═══ Stored data ═══

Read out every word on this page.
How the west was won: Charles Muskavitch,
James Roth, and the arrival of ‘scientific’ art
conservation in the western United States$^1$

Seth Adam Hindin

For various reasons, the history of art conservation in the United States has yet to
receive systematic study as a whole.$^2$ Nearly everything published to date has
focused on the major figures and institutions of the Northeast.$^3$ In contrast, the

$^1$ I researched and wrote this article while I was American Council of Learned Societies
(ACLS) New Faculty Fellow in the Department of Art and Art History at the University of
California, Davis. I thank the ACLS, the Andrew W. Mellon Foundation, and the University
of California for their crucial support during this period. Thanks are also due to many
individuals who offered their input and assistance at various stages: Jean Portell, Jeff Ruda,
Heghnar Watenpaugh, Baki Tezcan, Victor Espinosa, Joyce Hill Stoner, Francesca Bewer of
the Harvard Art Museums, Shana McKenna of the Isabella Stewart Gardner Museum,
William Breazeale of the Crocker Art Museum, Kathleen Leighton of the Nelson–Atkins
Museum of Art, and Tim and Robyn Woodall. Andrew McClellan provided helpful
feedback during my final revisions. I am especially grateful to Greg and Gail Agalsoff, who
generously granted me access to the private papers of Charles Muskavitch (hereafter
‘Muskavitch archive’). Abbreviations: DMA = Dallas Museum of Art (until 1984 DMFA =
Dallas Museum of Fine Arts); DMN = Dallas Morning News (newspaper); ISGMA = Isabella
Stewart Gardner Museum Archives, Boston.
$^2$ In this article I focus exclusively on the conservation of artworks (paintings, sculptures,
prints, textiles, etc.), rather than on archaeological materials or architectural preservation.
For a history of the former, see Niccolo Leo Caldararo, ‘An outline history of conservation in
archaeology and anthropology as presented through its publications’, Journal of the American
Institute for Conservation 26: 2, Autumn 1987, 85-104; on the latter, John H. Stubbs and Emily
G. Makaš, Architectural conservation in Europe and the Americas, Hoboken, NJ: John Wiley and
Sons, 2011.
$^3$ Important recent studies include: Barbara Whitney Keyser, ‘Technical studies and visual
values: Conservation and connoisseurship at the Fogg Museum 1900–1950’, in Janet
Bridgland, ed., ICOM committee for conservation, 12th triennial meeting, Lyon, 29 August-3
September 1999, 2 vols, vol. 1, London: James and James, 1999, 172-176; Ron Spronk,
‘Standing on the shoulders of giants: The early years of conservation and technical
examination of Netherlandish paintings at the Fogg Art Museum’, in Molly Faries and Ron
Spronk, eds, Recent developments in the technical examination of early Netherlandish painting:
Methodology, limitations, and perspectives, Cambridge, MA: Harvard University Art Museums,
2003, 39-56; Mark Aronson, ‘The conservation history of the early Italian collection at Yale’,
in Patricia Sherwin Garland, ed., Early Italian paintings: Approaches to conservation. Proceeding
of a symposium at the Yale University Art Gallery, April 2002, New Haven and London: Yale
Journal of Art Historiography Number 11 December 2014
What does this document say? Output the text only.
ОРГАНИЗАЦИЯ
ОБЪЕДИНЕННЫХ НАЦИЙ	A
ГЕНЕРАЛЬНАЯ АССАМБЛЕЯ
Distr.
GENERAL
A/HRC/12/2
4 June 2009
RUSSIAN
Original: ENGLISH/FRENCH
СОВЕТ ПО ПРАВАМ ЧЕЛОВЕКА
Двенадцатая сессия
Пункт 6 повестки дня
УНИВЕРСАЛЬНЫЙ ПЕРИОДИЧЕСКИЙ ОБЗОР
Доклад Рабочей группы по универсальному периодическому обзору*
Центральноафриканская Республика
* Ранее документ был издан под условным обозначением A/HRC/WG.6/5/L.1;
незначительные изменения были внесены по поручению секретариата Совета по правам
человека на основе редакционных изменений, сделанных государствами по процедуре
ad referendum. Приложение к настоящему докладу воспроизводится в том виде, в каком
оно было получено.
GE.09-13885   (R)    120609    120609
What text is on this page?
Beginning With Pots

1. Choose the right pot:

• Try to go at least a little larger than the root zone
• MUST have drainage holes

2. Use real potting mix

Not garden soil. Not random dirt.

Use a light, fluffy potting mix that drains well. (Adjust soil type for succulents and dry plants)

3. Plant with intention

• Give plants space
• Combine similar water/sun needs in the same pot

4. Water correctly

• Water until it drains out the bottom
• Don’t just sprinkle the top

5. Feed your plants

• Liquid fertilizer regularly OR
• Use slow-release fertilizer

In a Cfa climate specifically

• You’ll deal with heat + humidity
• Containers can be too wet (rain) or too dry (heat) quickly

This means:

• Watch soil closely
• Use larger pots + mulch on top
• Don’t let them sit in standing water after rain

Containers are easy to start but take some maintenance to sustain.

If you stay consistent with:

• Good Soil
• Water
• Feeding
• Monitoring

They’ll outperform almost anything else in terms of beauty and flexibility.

═══

→ **To do**
What do the records say? Quote them all exactly.

→ **Finished answer**
Read out every word on this page.
How the west was won: Charles Muskavitch,
James Roth, and the arrival of ‘scientific’ art
conservation in the western United States$^1$

Seth Adam Hindin

For various reasons, the history of art conservation in the United States has yet to
receive systematic study as a whole.$^2$ Nearly everything published to date has
focused on the major figures and institutions of the Northeast.$^3$ In contrast, the

$^1$ I researched and wrote this article while I was American Council of Learned Societies
(ACLS) New Faculty Fellow in the Department of Art and Art History at the University of
California, Davis. I thank the ACLS, the Andrew W. Mellon Foundation, and the University
of California for their crucial support during this period. Thanks are also due to many
individuals who offered their input and assistance at various stages: Jean Portell, Jeff Ruda,
Heghnar Watenpaugh, Baki Tezcan, Victor Espinosa, Joyce Hill Stoner, Francesca Bewer of
the Harvard Art Museums, Shana McKenna of the Isabella Stewart Gardner Museum,
William Breazeale of the Crocker Art Museum, Kathleen Leighton of the Nelson–Atkins
Museum of Art, and Tim and Robyn Woodall. Andrew McClellan provided helpful
feedback during my final revisions. I am especially grateful to Greg and Gail Agalsoff, who
generously granted me access to the private papers of Charles Muskavitch (hereafter
‘Muskavitch archive’). Abbreviations: DMA = Dallas Museum of Art (until 1984 DMFA =
Dallas Museum of Fine Arts); DMN = Dallas Morning News (newspaper); ISGMA = Isabella
Stewart Gardner Museum Archives, Boston.
$^2$ In this article I focus exclusively on the conservation of artworks (paintings, sculptures,
prints, textiles, etc.), rather than on archaeological materials or architectural preservation.
For a history of the former, see Niccolo Leo Caldararo, ‘An outline history of conservation in
archaeology and anthropology as presented through its publications’, Journal of the American
Institute for Conservation 26: 2, Autumn 1987, 85-104; on the latter, John H. Stubbs and Emily
G. Makaš, Architectural conservation in Europe and the Americas, Hoboken, NJ: John Wiley and
Sons, 2011.
$^3$ Important recent studies include: Barbara Whitney Keyser, ‘Technical studies and visual
values: Conservation and connoisseurship at the Fogg Museum 1900–1950’, in Janet
Bridgland, ed., ICOM committee for conservation, 12th triennial meeting, Lyon, 29 August-3
September 1999, 2 vols, vol. 1, London: James and James, 1999, 172-176; Ron Spronk,
‘Standing on the shoulders of giants: The early years of conservation and technical
examination of Netherlandish paintings at the Fogg Art Museum’, in Molly Faries and Ron
Spronk, eds, Recent developments in the technical examination of early Netherlandish painting:
Methodology, limitations, and perspectives, Cambridge, MA: Harvard University Art Museums,
2003, 39-56; Mark Aronson, ‘The conservation history of the early Italian collection at Yale’,
in Patricia Sherwin Garland, ed., Early Italian paintings: Approaches to conservation. Proceeding
of a symposium at the Yale University Art Gallery, April 2002, New Haven and London: Yale
Journal of Art Historiography Number 11 December 2014
What does this document say? Output the text only.
ОРГАНИЗАЦИЯ
ОБЪЕДИНЕННЫХ НАЦИЙ	A
ГЕНЕРАЛЬНАЯ АССАМБЛЕЯ
Distr.
GENERAL
A/HRC/12/2
4 June 2009
RUSSIAN
Original: ENGLISH/FRENCH
СОВЕТ ПО ПРАВАМ ЧЕЛОВЕКА
Двенадцатая сессия
Пункт 6 повестки дня
УНИВЕРСАЛЬНЫЙ ПЕРИОДИЧЕСКИЙ ОБЗОР
Доклад Рабочей группы по универсальному периодическому обзору*
Центральноафриканская Республика
* Ранее документ был издан под условным обозначением A/HRC/WG.6/5/L.1;
незначительные изменения были внесены по поручению секретариата Совета по правам
человека на основе редакционных изменений, сделанных государствами по процедуре
ad referendum. Приложение к настоящему докладу воспроизводится в том виде, в каком
оно было получено.
GE.09-13885   (R)    120609    120609
What text is on this page?
Beginning With Pots

1. Choose the right pot:

• Try to go at least a little larger than the root zone
• MUST have drainage holes

2. Use real potting mix

Not garden soil. Not random dirt.

Use a light, fluffy potting mix that drains well. (Adjust soil type for succulents and dry plants)

3. Plant with intention

• Give plants space
• Combine similar water/sun needs in the same pot

4. Water correctly

• Water until it drains out the bottom
• Don’t just sprinkle the top

5. Feed your plants

• Liquid fertilizer regularly OR
• Use slow-release fertilizer

In a Cfa climate specifically

• You’ll deal with heat + humidity
• Containers can be too wet (rain) or too dry (heat) quickly

This means:

• Watch soil closely
• Use larger pots + mulch on top
• Don’t let them sit in standing water after rain

Containers are easy to start but take some maintenance to sustain.

If you stay consistent with:

• Good Soil
• Water
• Feeding
• Monitoring

They’ll outperform almost anything else in terms of beauty and flexibility.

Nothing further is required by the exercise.